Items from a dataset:
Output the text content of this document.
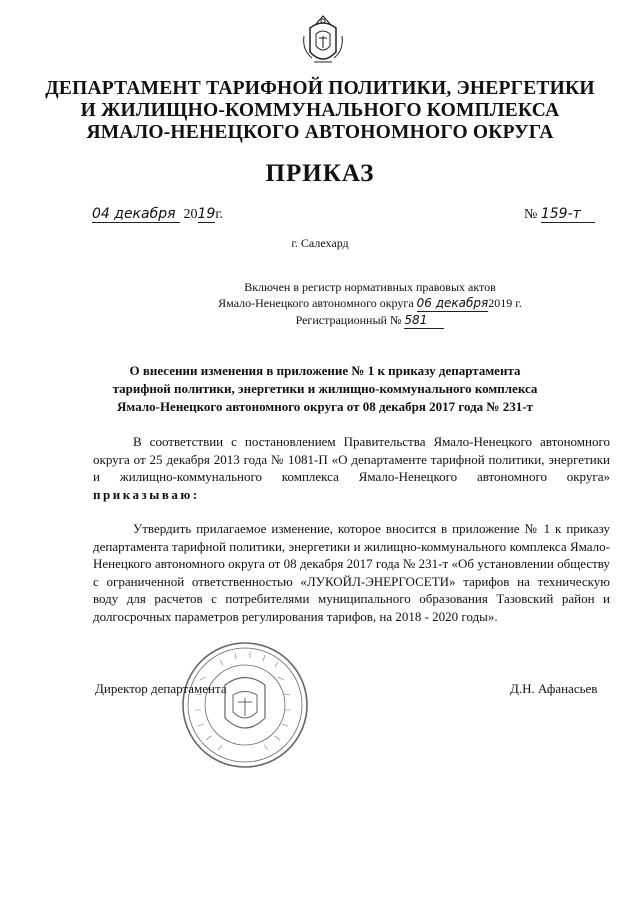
ДЕПАРТАМЕНТ ТАРИФНОЙ ПОЛИТИКИ, ЭНЕРГЕТИКИ
И ЖИЛИЩНО-КОММУНАЛЬНОГО КОМПЛЕКСА
ЯМАЛО-НЕНЕЦКОГО АВТОНОМНОГО ОКРУГА
ПРИКАЗ
04 декабря 2019г.	№ 159-т
г. Салехард
Включен в регистр нормативных правовых актов
Ямало-Ненецкого автономного округа 06 декабря2019 г.
Регистрационный № 581
О внесении изменения в приложение № 1 к приказу департамента
тарифной политики, энергетики и жилищно-коммунального комплекса
Ямало-Ненецкого автономного округа от 08 декабря 2017 года № 231-т
В соответствии с постановлением Правительства Ямало-Ненецкого автономного округа от 25 декабря 2013 года № 1081-П «О департаменте тарифной политики, энергетики и жилищно-коммунального комплекса Ямало-Ненецкого автономного округа» приказываю:
Утвердить прилагаемое изменение, которое вносится в приложение № 1 к приказу департамента тарифной политики, энергетики и жилищно-коммунального комплекса Ямало-Ненецкого автономного округа от 08 декабря 2017 года № 231-т «Об установлении обществу с ограниченной ответственностью «ЛУКОЙЛ-ЭНЕРГОСЕТИ» тарифов на техническую воду для расчетов с потребителями муниципального образования Тазовский район и долгосрочных параметров регулирования тарифов, на 2018 - 2020 годы».
Директор департамента	Д.Н. Афанасьев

PROBLEM DESCRIPTION:
Exclude the images and reproduce the remaining data exactly.

RESULT OF THE TASK:
Output the text content of this document.
ДЕПАРТАМЕНТ ТАРИФНОЙ ПОЛИТИКИ, ЭНЕРГЕТИКИ
И ЖИЛИЩНО-КОММУНАЛЬНОГО КОМПЛЕКСА
ЯМАЛО-НЕНЕЦКОГО АВТОНОМНОГО ОКРУГА
ПРИКАЗ
04 декабря 2019г.	№ 159-т
г. Салехард
Включен в регистр нормативных правовых актов
Ямало-Ненецкого автономного округа 06 декабря2019 г.
Регистрационный № 581
О внесении изменения в приложение № 1 к приказу департамента
тарифной политики, энергетики и жилищно-коммунального комплекса
Ямало-Ненецкого автономного округа от 08 декабря 2017 года № 231-т
В соответствии с постановлением Правительства Ямало-Ненецкого автономного округа от 25 декабря 2013 года № 1081-П «О департаменте тарифной политики, энергетики и жилищно-коммунального комплекса Ямало-Ненецкого автономного округа» приказываю:
Утвердить прилагаемое изменение, которое вносится в приложение № 1 к приказу департамента тарифной политики, энергетики и жилищно-коммунального комплекса Ямало-Ненецкого автономного округа от 08 декабря 2017 года № 231-т «Об установлении обществу с ограниченной ответственностью «ЛУКОЙЛ-ЭНЕРГОСЕТИ» тарифов на техническую воду для расчетов с потребителями муниципального образования Тазовский район и долгосрочных параметров регулирования тарифов, на 2018 - 2020 годы».
Директор департамента	Д.Н. Афанасьев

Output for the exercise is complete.